— What you will do —
Extract the complete listing and repeat it word for word.

— Recorded information —
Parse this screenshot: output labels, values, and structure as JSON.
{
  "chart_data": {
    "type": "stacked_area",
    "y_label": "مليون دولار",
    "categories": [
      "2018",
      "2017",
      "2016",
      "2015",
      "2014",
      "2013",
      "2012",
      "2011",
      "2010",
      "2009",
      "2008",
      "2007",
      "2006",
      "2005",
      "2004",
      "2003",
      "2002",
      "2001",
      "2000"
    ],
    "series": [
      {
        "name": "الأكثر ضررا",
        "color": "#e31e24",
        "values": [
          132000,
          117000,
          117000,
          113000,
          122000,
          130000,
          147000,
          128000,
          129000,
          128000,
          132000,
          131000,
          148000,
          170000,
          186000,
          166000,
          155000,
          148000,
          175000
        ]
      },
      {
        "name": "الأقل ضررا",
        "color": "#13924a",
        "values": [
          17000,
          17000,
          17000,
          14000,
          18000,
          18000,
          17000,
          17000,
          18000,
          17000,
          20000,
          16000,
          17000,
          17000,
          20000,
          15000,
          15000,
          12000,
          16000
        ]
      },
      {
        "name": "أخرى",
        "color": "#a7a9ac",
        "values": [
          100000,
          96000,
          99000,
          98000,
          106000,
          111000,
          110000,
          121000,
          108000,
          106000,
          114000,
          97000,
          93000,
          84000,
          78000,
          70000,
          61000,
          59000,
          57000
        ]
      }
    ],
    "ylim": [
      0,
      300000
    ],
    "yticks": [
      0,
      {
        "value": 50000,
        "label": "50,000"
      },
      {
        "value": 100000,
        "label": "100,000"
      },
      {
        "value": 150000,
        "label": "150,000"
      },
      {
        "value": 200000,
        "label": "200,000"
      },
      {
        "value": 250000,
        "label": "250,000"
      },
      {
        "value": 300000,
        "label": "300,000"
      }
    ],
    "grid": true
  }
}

— Worked solution —
Parse this screenshot: output labels, values, and structure as JSON.
{
  "chart_data": {
    "type": "stacked_area",
    "y_label": "مليون دولار",
    "categories": [
      "2018",
      "2017",
      "2016",
      "2015",
      "2014",
      "2013",
      "2012",
      "2011",
      "2010",
      "2009",
      "2008",
      "2007",
      "2006",
      "2005",
      "2004",
      "2003",
      "2002",
      "2001",
      "2000"
    ],
    "series": [
      {
        "name": "الأكثر ضررا",
        "color": "#e31e24",
        "values": [
          132000,
          117000,
          117000,
          113000,
          122000,
          130000,
          147000,
          128000,
          129000,
          128000,
          132000,
          131000,
          148000,
          170000,
          186000,
          166000,
          155000,
          148000,
          175000
        ]
      },
      {
        "name": "الأقل ضررا",
        "color": "#13924a",
        "values": [
          17000,
          17000,
          17000,
          14000,
          18000,
          18000,
          17000,
          17000,
          18000,
          17000,
          20000,
          16000,
          17000,
          17000,
          20000,
          15000,
          15000,
          12000,
          16000
        ]
      },
      {
        "name": "أخرى",
        "color": "#a7a9ac",
        "values": [
          100000,
          96000,
          99000,
          98000,
          106000,
          111000,
          110000,
          121000,
          108000,
          106000,
          114000,
          97000,
          93000,
          84000,
          78000,
          70000,
          61000,
          59000,
          57000
        ]
      }
    ],
    "ylim": [
      0,
      300000
    ],
    "yticks": [
      0,
      {
        "value": 50000,
        "label": "50,000"
      },
      {
        "value": 100000,
        "label": "100,000"
      },
      {
        "value": 150000,
        "label": "150,000"
      },
      {
        "value": 200000,
        "label": "200,000"
      },
      {
        "value": 250000,
        "label": "250,000"
      },
      {
        "value": 300000,
        "label": "300,000"
      }
    ],
    "grid": true
  }
}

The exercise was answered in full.